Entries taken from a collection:
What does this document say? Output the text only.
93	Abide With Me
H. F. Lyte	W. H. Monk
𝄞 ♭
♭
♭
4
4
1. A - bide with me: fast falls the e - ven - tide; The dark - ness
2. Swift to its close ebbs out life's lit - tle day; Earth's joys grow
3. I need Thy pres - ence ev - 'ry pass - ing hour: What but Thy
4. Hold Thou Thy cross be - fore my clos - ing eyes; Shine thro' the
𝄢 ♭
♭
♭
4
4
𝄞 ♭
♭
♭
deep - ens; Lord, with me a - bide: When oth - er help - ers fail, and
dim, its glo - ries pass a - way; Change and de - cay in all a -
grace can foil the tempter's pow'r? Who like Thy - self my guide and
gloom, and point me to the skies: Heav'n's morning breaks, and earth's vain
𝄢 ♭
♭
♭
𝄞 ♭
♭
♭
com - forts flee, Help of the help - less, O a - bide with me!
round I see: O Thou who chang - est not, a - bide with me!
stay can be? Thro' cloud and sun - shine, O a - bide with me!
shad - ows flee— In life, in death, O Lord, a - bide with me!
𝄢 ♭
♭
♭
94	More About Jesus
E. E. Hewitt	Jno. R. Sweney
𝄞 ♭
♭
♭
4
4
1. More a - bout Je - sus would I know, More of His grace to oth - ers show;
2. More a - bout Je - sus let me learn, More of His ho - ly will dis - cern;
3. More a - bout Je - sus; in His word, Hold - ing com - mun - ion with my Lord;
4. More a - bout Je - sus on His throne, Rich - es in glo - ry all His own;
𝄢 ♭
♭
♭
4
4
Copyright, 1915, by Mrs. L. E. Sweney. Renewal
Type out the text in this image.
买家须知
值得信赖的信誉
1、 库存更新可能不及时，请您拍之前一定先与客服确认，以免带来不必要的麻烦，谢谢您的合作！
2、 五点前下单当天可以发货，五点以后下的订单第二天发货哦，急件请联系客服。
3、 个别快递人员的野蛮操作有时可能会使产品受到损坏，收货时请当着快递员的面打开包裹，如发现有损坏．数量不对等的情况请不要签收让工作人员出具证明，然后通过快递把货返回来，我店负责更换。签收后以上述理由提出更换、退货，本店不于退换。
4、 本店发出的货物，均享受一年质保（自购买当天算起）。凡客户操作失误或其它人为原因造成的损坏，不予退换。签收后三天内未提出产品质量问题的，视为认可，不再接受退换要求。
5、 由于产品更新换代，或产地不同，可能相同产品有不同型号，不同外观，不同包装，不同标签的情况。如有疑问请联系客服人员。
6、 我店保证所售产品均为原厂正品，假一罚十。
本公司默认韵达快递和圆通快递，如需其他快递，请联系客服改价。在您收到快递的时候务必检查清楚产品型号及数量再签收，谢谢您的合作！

TASK DETAILS> Write the listing out again, exactly as it reads.

FULL SOLUTION>
What does this document say? Output the text only.
93	Abide With Me
H. F. Lyte	W. H. Monk
𝄞 ♭
♭
♭
4
4
1. A - bide with me: fast falls the e - ven - tide; The dark - ness
2. Swift to its close ebbs out life's lit - tle day; Earth's joys grow
3. I need Thy pres - ence ev - 'ry pass - ing hour: What but Thy
4. Hold Thou Thy cross be - fore my clos - ing eyes; Shine thro' the
𝄢 ♭
♭
♭
4
4
𝄞 ♭
♭
♭
deep - ens; Lord, with me a - bide: When oth - er help - ers fail, and
dim, its glo - ries pass a - way; Change and de - cay in all a -
grace can foil the tempter's pow'r? Who like Thy - self my guide and
gloom, and point me to the skies: Heav'n's morning breaks, and earth's vain
𝄢 ♭
♭
♭
𝄞 ♭
♭
♭
com - forts flee, Help of the help - less, O a - bide with me!
round I see: O Thou who chang - est not, a - bide with me!
stay can be? Thro' cloud and sun - shine, O a - bide with me!
shad - ows flee— In life, in death, O Lord, a - bide with me!
𝄢 ♭
♭
♭
94	More About Jesus
E. E. Hewitt	Jno. R. Sweney
𝄞 ♭
♭
♭
4
4
1. More a - bout Je - sus would I know, More of His grace to oth - ers show;
2. More a - bout Je - sus let me learn, More of His ho - ly will dis - cern;
3. More a - bout Je - sus; in His word, Hold - ing com - mun - ion with my Lord;
4. More a - bout Je - sus on His throne, Rich - es in glo - ry all His own;
𝄢 ♭
♭
♭
4
4
Copyright, 1915, by Mrs. L. E. Sweney. Renewal
Type out the text in this image.
买家须知
值得信赖的信誉
1、 库存更新可能不及时，请您拍之前一定先与客服确认，以免带来不必要的麻烦，谢谢您的合作！
2、 五点前下单当天可以发货，五点以后下的订单第二天发货哦，急件请联系客服。
3、 个别快递人员的野蛮操作有时可能会使产品受到损坏，收货时请当着快递员的面打开包裹，如发现有损坏．数量不对等的情况请不要签收让工作人员出具证明，然后通过快递把货返回来，我店负责更换。签收后以上述理由提出更换、退货，本店不于退换。
4、 本店发出的货物，均享受一年质保（自购买当天算起）。凡客户操作失误或其它人为原因造成的损坏，不予退换。签收后三天内未提出产品质量问题的，视为认可，不再接受退换要求。
5、 由于产品更新换代，或产地不同，可能相同产品有不同型号，不同外观，不同包装，不同标签的情况。如有疑问请联系客服人员。
6、 我店保证所售产品均为原厂正品，假一罚十。
本公司默认韵达快递和圆通快递，如需其他快递，请联系客服改价。在您收到快递的时候务必检查清楚产品型号及数量再签收，谢谢您的合作！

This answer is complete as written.